Activity:
Repeat every line that appears below, with nothing altered.

***** Extracted records *****

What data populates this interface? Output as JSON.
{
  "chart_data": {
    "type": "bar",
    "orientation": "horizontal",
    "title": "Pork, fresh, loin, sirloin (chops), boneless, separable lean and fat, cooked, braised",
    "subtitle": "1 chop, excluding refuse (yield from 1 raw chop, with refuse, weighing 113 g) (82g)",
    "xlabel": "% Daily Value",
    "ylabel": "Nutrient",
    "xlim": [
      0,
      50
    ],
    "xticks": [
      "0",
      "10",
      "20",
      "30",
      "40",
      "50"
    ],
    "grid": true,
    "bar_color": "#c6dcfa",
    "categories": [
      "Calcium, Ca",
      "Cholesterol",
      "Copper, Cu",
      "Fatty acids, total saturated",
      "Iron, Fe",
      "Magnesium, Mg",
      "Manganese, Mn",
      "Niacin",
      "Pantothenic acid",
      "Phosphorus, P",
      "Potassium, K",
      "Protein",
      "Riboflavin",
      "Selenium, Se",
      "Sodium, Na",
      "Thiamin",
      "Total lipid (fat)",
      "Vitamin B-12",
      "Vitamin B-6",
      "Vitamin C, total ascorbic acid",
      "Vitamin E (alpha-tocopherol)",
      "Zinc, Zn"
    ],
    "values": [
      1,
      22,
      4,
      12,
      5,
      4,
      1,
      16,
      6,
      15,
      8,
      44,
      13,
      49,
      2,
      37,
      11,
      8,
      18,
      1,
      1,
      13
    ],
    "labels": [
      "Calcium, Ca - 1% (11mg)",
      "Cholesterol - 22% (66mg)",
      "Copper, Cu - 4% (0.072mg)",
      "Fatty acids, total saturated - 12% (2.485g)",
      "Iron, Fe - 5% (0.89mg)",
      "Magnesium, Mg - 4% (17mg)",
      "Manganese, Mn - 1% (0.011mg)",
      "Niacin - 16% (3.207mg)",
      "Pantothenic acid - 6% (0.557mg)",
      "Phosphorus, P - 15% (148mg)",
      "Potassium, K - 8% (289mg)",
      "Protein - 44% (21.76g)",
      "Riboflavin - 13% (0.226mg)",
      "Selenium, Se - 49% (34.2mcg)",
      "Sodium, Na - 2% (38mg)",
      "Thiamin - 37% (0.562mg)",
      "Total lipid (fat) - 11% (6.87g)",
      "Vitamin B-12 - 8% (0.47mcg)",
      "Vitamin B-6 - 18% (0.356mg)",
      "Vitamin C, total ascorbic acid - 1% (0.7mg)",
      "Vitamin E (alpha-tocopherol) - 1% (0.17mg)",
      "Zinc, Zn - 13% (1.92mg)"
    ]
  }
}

*****

Answer to this task:
What data populates this interface? Output as JSON.
{
  "chart_data": {
    "type": "bar",
    "orientation": "horizontal",
    "title": "Pork, fresh, loin, sirloin (chops), boneless, separable lean and fat, cooked, braised",
    "subtitle": "1 chop, excluding refuse (yield from 1 raw chop, with refuse, weighing 113 g) (82g)",
    "xlabel": "% Daily Value",
    "ylabel": "Nutrient",
    "xlim": [
      0,
      50
    ],
    "xticks": [
      "0",
      "10",
      "20",
      "30",
      "40",
      "50"
    ],
    "grid": true,
    "bar_color": "#c6dcfa",
    "categories": [
      "Calcium, Ca",
      "Cholesterol",
      "Copper, Cu",
      "Fatty acids, total saturated",
      "Iron, Fe",
      "Magnesium, Mg",
      "Manganese, Mn",
      "Niacin",
      "Pantothenic acid",
      "Phosphorus, P",
      "Potassium, K",
      "Protein",
      "Riboflavin",
      "Selenium, Se",
      "Sodium, Na",
      "Thiamin",
      "Total lipid (fat)",
      "Vitamin B-12",
      "Vitamin B-6",
      "Vitamin C, total ascorbic acid",
      "Vitamin E (alpha-tocopherol)",
      "Zinc, Zn"
    ],
    "values": [
      1,
      22,
      4,
      12,
      5,
      4,
      1,
      16,
      6,
      15,
      8,
      44,
      13,
      49,
      2,
      37,
      11,
      8,
      18,
      1,
      1,
      13
    ],
    "labels": [
      "Calcium, Ca - 1% (11mg)",
      "Cholesterol - 22% (66mg)",
      "Copper, Cu - 4% (0.072mg)",
      "Fatty acids, total saturated - 12% (2.485g)",
      "Iron, Fe - 5% (0.89mg)",
      "Magnesium, Mg - 4% (17mg)",
      "Manganese, Mn - 1% (0.011mg)",
      "Niacin - 16% (3.207mg)",
      "Pantothenic acid - 6% (0.557mg)",
      "Phosphorus, P - 15% (148mg)",
      "Potassium, K - 8% (289mg)",
      "Protein - 44% (21.76g)",
      "Riboflavin - 13% (0.226mg)",
      "Selenium, Se - 49% (34.2mcg)",
      "Sodium, Na - 2% (38mg)",
      "Thiamin - 37% (0.562mg)",
      "Total lipid (fat) - 11% (6.87g)",
      "Vitamin B-12 - 8% (0.47mcg)",
      "Vitamin B-6 - 18% (0.356mg)",
      "Vitamin C, total ascorbic acid - 1% (0.7mg)",
      "Vitamin E (alpha-tocopherol) - 1% (0.17mg)",
      "Zinc, Zn - 13% (1.92mg)"
    ]
  }
}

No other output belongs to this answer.